Exercise prompt —
Exact repetition of every entry is required.

(Some records)

>>

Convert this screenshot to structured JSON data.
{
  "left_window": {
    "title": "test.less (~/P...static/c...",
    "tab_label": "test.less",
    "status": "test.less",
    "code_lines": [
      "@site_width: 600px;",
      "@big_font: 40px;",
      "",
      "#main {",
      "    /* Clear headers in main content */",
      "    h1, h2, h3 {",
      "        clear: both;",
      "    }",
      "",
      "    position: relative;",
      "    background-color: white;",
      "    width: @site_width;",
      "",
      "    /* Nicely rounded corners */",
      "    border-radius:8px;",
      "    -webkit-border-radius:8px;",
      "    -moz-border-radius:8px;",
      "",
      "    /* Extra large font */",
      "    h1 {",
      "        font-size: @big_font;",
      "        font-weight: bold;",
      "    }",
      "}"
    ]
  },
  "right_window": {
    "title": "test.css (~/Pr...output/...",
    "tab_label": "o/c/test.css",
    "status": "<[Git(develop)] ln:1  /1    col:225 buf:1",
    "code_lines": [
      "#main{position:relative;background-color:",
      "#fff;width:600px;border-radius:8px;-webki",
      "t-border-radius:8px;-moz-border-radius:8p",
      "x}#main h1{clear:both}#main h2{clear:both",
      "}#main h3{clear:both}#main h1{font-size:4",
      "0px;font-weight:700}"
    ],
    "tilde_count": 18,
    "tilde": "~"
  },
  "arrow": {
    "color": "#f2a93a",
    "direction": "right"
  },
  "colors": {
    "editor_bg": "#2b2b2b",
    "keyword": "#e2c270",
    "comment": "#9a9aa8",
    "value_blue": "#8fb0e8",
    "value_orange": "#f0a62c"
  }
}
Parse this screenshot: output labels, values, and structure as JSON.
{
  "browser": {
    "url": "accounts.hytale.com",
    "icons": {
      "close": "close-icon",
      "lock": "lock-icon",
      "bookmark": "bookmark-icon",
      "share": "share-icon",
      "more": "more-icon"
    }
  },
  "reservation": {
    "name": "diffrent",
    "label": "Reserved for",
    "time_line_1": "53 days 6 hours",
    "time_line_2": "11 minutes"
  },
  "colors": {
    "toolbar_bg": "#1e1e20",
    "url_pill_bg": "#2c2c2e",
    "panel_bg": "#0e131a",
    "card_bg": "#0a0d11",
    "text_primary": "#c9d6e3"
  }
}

<<

Solution for this exercise —
Convert this screenshot to structured JSON data.
{
  "left_window": {
    "title": "test.less (~/P...static/c...",
    "tab_label": "test.less",
    "status": "test.less",
    "code_lines": [
      "@site_width: 600px;",
      "@big_font: 40px;",
      "",
      "#main {",
      "    /* Clear headers in main content */",
      "    h1, h2, h3 {",
      "        clear: both;",
      "    }",
      "",
      "    position: relative;",
      "    background-color: white;",
      "    width: @site_width;",
      "",
      "    /* Nicely rounded corners */",
      "    border-radius:8px;",
      "    -webkit-border-radius:8px;",
      "    -moz-border-radius:8px;",
      "",
      "    /* Extra large font */",
      "    h1 {",
      "        font-size: @big_font;",
      "        font-weight: bold;",
      "    }",
      "}"
    ]
  },
  "right_window": {
    "title": "test.css (~/Pr...output/...",
    "tab_label": "o/c/test.css",
    "status": "<[Git(develop)] ln:1  /1    col:225 buf:1",
    "code_lines": [
      "#main{position:relative;background-color:",
      "#fff;width:600px;border-radius:8px;-webki",
      "t-border-radius:8px;-moz-border-radius:8p",
      "x}#main h1{clear:both}#main h2{clear:both",
      "}#main h3{clear:both}#main h1{font-size:4",
      "0px;font-weight:700}"
    ],
    "tilde_count": 18,
    "tilde": "~"
  },
  "arrow": {
    "color": "#f2a93a",
    "direction": "right"
  },
  "colors": {
    "editor_bg": "#2b2b2b",
    "keyword": "#e2c270",
    "comment": "#9a9aa8",
    "value_blue": "#8fb0e8",
    "value_orange": "#f0a62c"
  }
}
Parse this screenshot: output labels, values, and structure as JSON.
{
  "browser": {
    "url": "accounts.hytale.com",
    "icons": {
      "close": "close-icon",
      "lock": "lock-icon",
      "bookmark": "bookmark-icon",
      "share": "share-icon",
      "more": "more-icon"
    }
  },
  "reservation": {
    "name": "diffrent",
    "label": "Reserved for",
    "time_line_1": "53 days 6 hours",
    "time_line_2": "11 minutes"
  },
  "colors": {
    "toolbar_bg": "#1e1e20",
    "url_pill_bg": "#2c2c2e",
    "panel_bg": "#0e131a",
    "card_bg": "#0a0d11",
    "text_primary": "#c9d6e3"
  }
}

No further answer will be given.